• **Entries taken from a collection**
....

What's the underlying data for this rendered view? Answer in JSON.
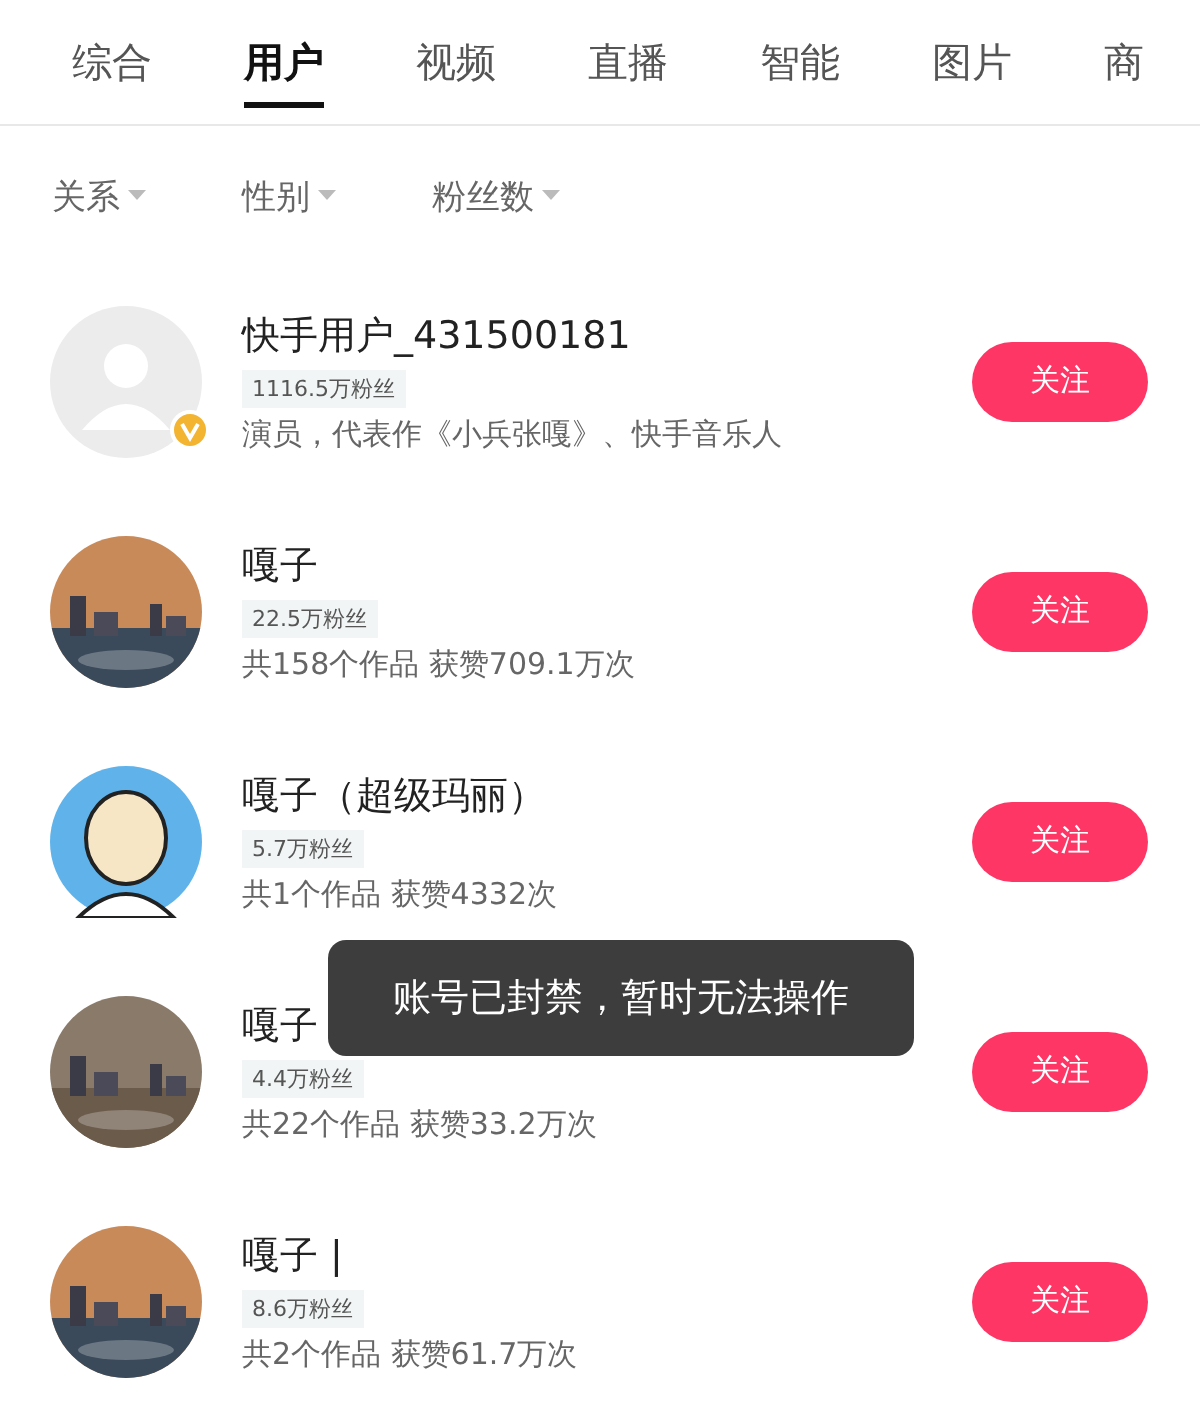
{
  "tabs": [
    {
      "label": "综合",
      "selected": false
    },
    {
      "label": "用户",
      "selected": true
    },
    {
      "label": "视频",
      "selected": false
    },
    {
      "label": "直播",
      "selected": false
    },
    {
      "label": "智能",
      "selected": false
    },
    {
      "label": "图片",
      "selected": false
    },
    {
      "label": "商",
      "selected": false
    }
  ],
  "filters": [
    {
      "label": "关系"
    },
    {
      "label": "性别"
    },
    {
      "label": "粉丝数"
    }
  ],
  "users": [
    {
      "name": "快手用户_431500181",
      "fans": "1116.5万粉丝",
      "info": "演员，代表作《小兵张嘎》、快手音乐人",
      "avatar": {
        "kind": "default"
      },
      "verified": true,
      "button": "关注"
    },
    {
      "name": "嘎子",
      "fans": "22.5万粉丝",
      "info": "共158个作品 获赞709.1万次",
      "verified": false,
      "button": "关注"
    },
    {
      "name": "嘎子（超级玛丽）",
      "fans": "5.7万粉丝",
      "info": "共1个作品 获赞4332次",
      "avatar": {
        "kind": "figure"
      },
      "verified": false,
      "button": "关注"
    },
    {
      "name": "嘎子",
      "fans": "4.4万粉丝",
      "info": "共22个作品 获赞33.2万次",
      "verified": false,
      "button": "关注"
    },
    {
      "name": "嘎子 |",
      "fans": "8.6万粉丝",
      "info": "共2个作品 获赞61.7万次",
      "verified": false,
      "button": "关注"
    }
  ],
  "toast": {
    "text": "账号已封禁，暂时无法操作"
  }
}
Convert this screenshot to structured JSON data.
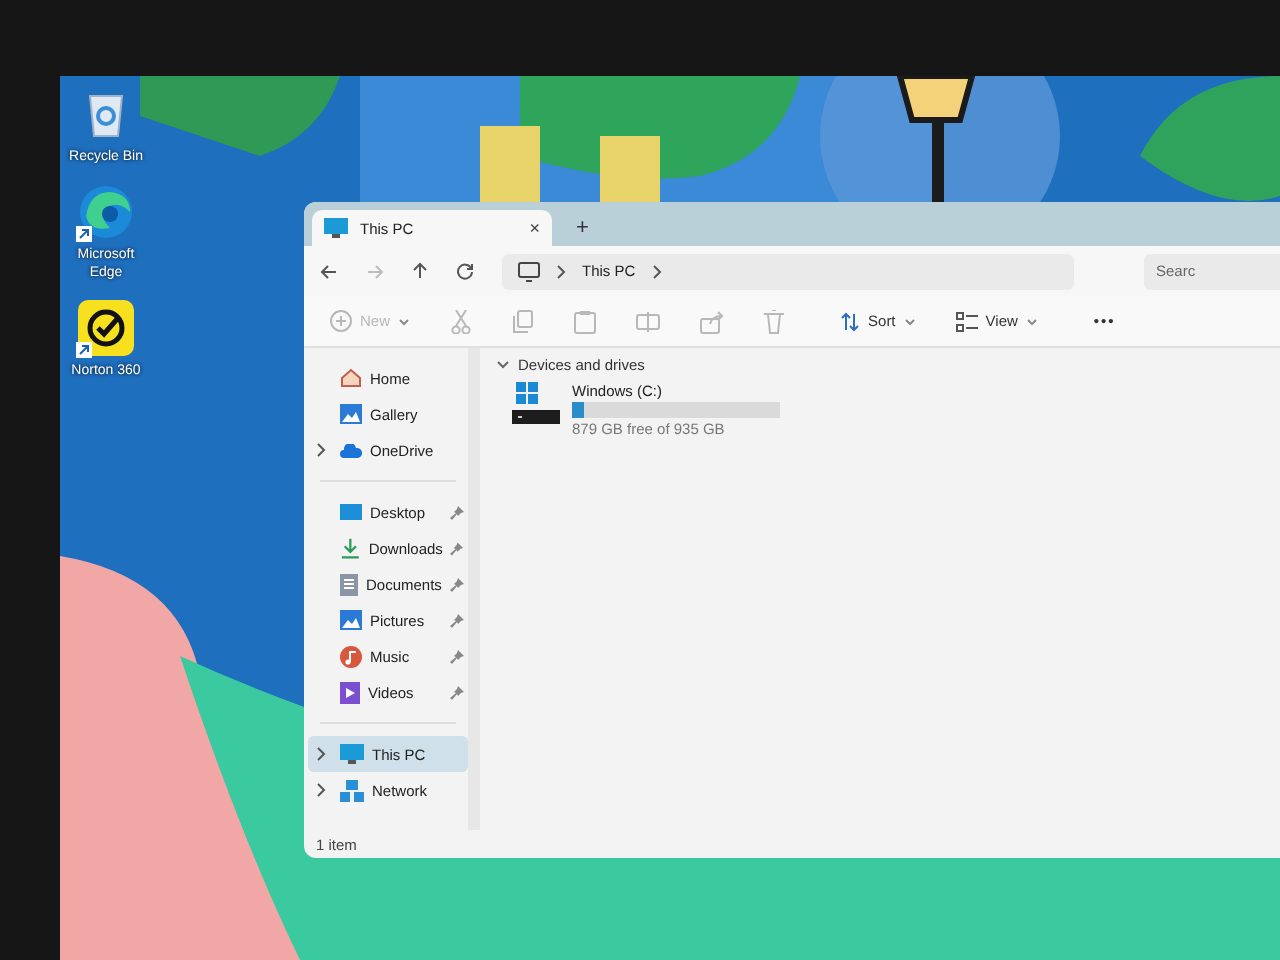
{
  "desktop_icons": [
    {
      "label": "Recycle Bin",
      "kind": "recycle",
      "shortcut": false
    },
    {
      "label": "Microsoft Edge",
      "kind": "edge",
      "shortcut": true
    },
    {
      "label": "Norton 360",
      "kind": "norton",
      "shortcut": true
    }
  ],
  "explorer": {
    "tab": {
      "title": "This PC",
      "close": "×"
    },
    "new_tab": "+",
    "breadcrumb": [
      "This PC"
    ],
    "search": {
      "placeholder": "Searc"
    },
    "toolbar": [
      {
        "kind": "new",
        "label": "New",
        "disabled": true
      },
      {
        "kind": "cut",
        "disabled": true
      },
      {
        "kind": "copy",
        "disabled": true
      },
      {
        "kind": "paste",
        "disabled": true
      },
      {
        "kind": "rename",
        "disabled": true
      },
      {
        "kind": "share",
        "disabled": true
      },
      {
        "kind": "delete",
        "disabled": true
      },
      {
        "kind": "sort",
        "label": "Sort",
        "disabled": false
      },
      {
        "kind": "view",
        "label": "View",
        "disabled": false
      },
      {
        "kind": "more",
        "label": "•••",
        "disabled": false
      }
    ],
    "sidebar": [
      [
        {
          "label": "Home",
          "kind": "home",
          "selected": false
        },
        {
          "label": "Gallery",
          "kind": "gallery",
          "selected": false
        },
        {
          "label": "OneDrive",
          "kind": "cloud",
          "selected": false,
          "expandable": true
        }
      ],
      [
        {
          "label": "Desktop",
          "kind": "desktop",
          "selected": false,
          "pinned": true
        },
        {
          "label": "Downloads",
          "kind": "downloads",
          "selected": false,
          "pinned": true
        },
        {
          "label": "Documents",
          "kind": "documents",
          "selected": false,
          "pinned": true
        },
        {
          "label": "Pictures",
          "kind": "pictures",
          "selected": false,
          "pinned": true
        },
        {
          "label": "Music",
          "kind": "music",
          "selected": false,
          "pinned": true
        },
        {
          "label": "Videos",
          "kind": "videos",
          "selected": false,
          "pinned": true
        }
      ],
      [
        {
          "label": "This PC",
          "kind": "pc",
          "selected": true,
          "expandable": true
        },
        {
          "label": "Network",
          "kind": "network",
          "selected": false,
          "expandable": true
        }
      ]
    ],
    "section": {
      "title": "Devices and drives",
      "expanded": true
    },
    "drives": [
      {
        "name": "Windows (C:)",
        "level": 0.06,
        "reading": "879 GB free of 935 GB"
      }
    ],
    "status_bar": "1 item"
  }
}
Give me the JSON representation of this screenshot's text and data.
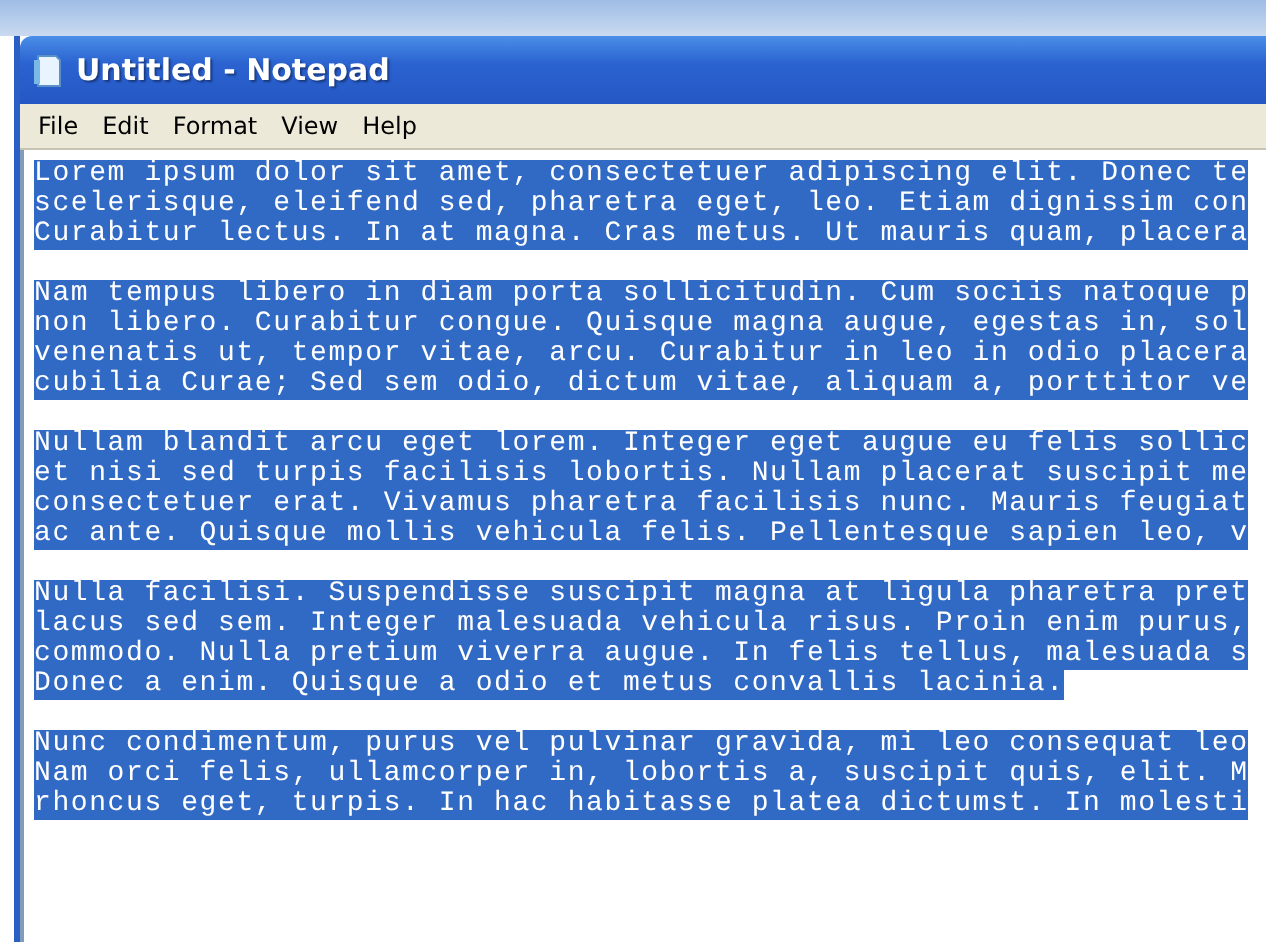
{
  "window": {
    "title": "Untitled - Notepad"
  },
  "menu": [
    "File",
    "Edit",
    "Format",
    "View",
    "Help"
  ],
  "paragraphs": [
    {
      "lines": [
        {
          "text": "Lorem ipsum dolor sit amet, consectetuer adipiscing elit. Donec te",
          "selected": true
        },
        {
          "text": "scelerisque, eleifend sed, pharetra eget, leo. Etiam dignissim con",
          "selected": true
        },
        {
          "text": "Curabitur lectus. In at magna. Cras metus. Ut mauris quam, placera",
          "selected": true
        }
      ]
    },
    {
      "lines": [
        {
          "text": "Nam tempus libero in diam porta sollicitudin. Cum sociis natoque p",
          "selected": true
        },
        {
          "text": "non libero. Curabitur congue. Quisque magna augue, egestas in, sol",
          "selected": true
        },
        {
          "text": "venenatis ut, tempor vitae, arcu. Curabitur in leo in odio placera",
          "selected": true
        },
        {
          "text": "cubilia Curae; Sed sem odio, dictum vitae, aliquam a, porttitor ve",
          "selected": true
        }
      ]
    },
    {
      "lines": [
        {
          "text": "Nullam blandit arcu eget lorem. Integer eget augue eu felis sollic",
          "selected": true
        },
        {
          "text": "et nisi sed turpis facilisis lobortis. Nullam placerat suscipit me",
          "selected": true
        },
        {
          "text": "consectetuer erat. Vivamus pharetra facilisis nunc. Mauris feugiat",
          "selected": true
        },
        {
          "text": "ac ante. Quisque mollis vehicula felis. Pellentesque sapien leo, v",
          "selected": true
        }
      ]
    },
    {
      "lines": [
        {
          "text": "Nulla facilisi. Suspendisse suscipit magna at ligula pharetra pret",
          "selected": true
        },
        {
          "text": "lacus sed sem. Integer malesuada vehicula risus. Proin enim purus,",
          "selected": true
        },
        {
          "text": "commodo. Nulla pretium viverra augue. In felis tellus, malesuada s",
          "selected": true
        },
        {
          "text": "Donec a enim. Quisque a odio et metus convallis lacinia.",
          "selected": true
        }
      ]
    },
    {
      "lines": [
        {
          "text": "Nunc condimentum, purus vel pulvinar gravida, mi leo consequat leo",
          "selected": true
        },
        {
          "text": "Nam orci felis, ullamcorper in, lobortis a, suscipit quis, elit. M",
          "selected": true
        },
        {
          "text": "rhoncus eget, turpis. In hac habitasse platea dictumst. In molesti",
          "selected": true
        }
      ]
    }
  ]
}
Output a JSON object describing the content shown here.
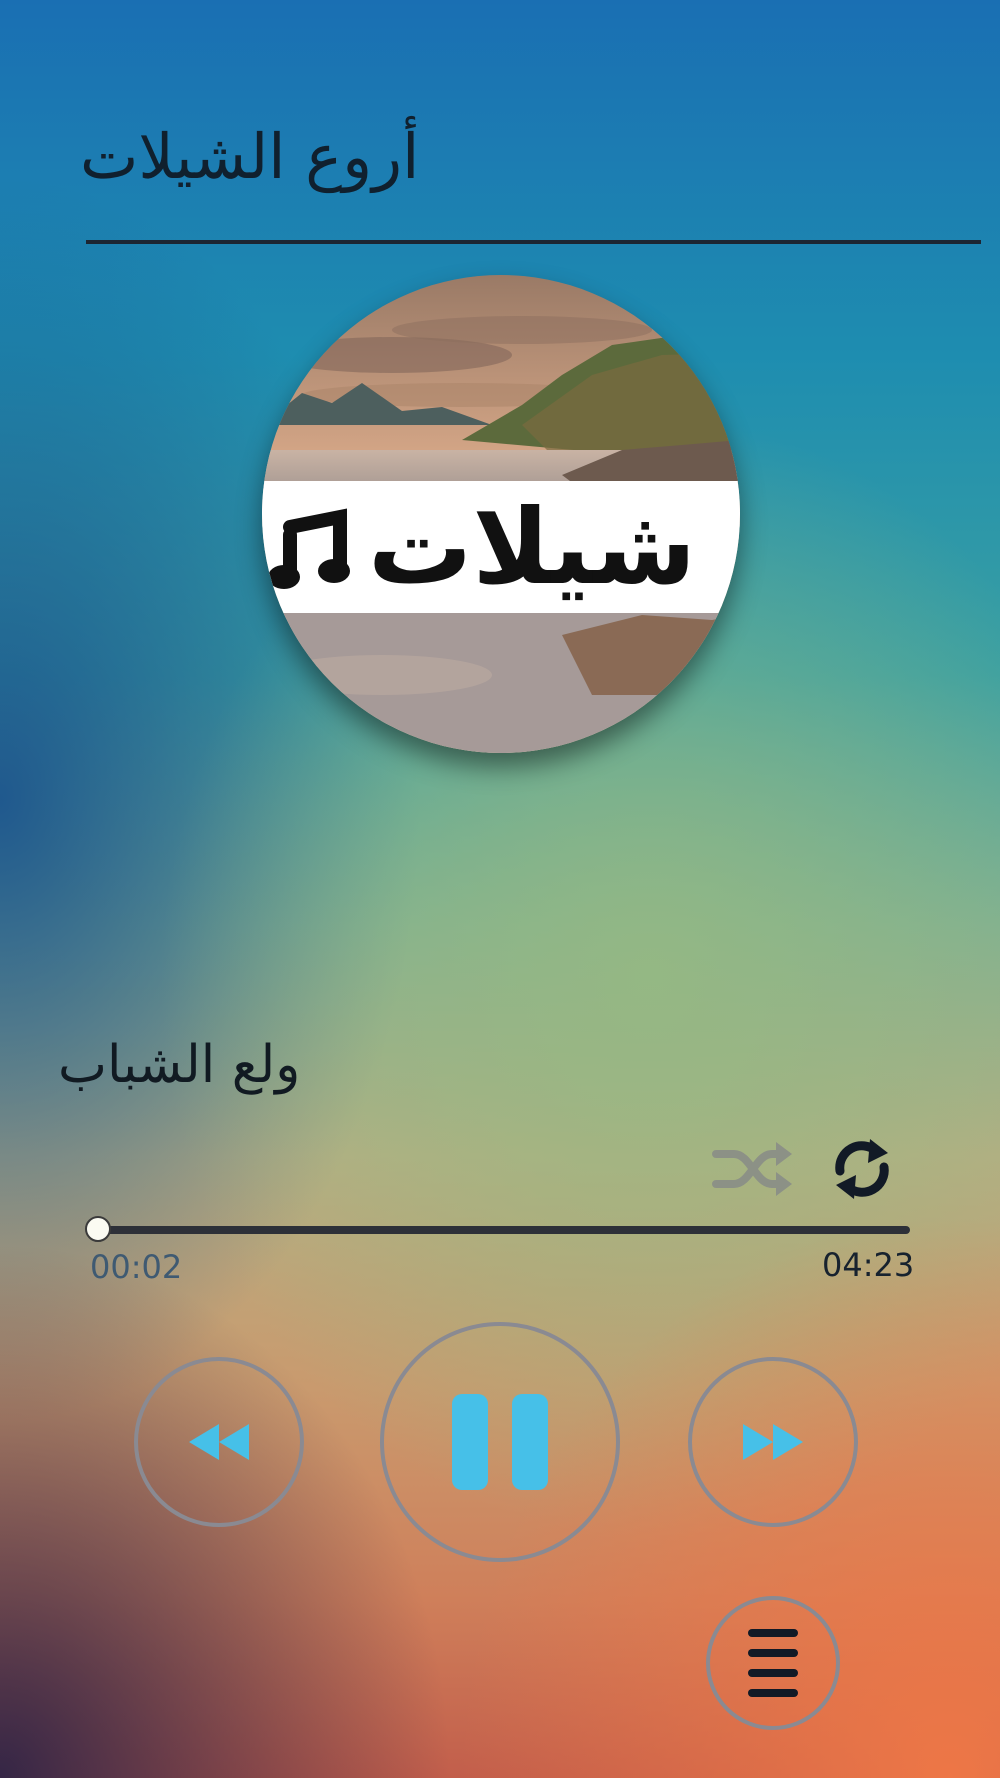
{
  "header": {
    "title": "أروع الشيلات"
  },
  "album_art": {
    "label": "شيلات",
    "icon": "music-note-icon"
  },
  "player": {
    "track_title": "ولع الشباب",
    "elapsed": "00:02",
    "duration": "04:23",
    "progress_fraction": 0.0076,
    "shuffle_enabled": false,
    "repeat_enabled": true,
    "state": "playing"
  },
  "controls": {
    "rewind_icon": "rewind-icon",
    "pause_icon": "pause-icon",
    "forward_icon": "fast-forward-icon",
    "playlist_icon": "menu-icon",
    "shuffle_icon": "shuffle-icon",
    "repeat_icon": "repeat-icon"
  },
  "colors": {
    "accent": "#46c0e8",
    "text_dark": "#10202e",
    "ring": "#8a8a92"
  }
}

....

• **Instructions to follow**
Return each line among the entries that holds the word "metus".

• **Exercise response**
          "text": "Curabitur lectus. In at magna. Cras metus. Ut mauris quam, placera",
          "text": "Donec a enim. Quisque a odio et metus convallis lacinia.",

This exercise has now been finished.